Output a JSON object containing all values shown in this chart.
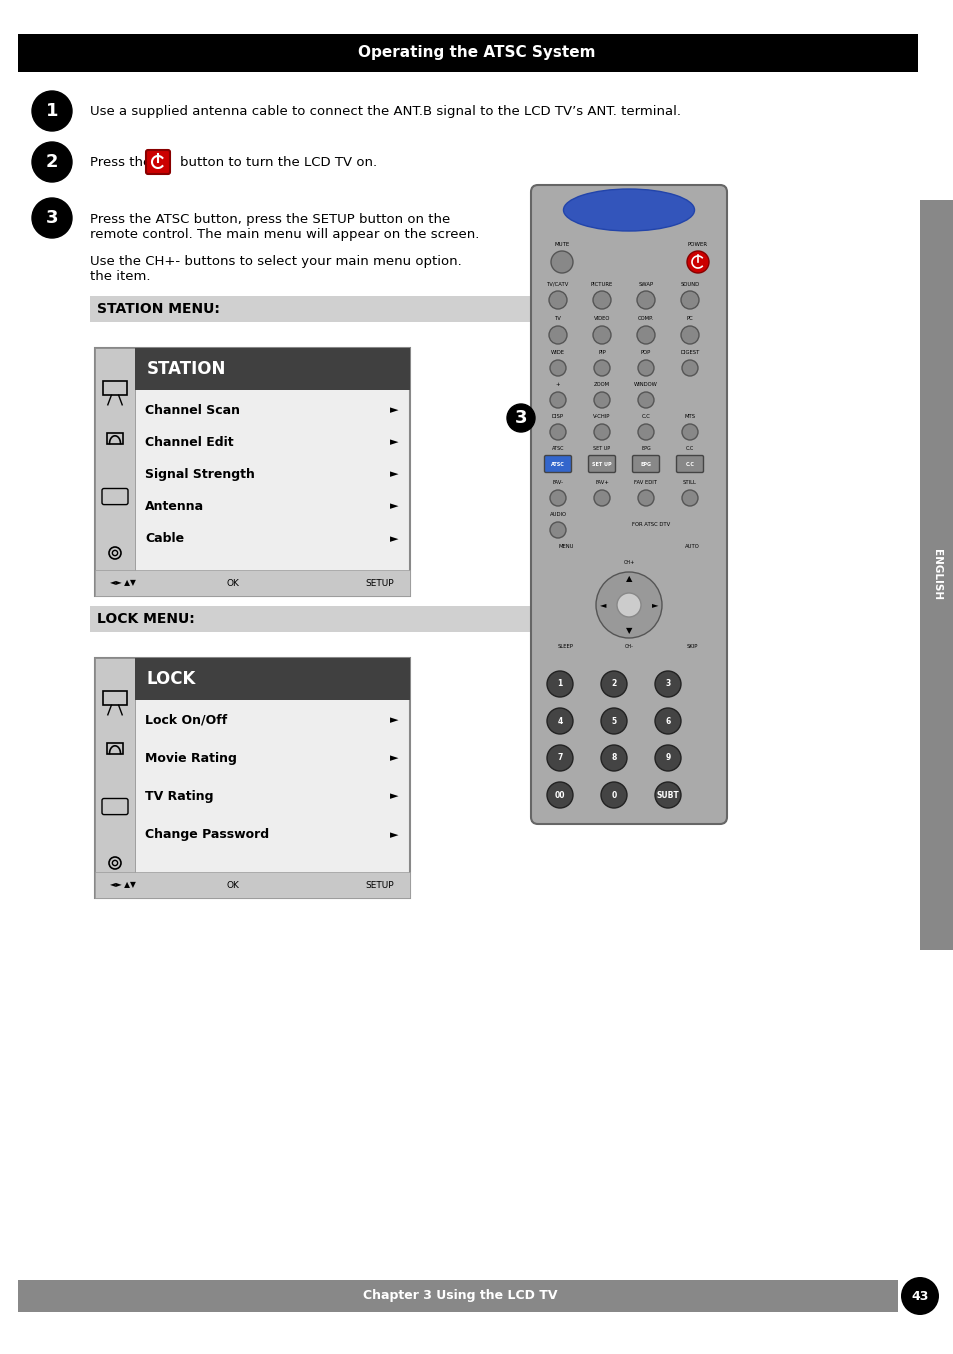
{
  "title": "Operating the ATSC System",
  "footer_text": "Chapter 3 Using the LCD TV",
  "page_num": "43",
  "step1_text": "Use a supplied antenna cable to connect the ANT.B signal to the LCD TV’s ANT. terminal.",
  "step2_text1": "Press the",
  "step2_text2": "button to turn the LCD TV on.",
  "step3_text1": "Press the ATSC button, press the SETUP button on the\nremote control. The main menu will appear on the screen.",
  "step3_text2": "Use the CH+- buttons to select your main menu option.\nthe item.",
  "station_menu_label": "STATION MENU:",
  "lock_menu_label": "LOCK MENU:",
  "station_title": "STATION",
  "station_items": [
    "Channel Scan",
    "Channel Edit",
    "Signal Strength",
    "Antenna",
    "Cable"
  ],
  "lock_title": "LOCK",
  "lock_items": [
    "Lock On/Off",
    "Movie Rating",
    "TV Rating",
    "Change Password"
  ],
  "bg_color": "#ffffff",
  "header_bg": "#000000",
  "header_text_color": "#ffffff",
  "footer_bg": "#888888",
  "footer_text_color": "#ffffff",
  "menu_header_bg": "#404040",
  "menu_header_text": "#ffffff",
  "menu_bg": "#eeeeee",
  "menu_border": "#888888",
  "sidebar_icon_bg": "#c8c8c8",
  "english_tab_bg": "#888888",
  "english_tab_text": "#ffffff"
}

What needs to be done:
Locate all lines in the listing above with the word "main" and copy them.

Result:
  "step3_text1": "Press the ATSC button, press the SETUP button on the\nremote control. The main menu will appear on the screen.",
  "step3_text2": "Use the CH+- buttons to select your main menu option.\nthe item.",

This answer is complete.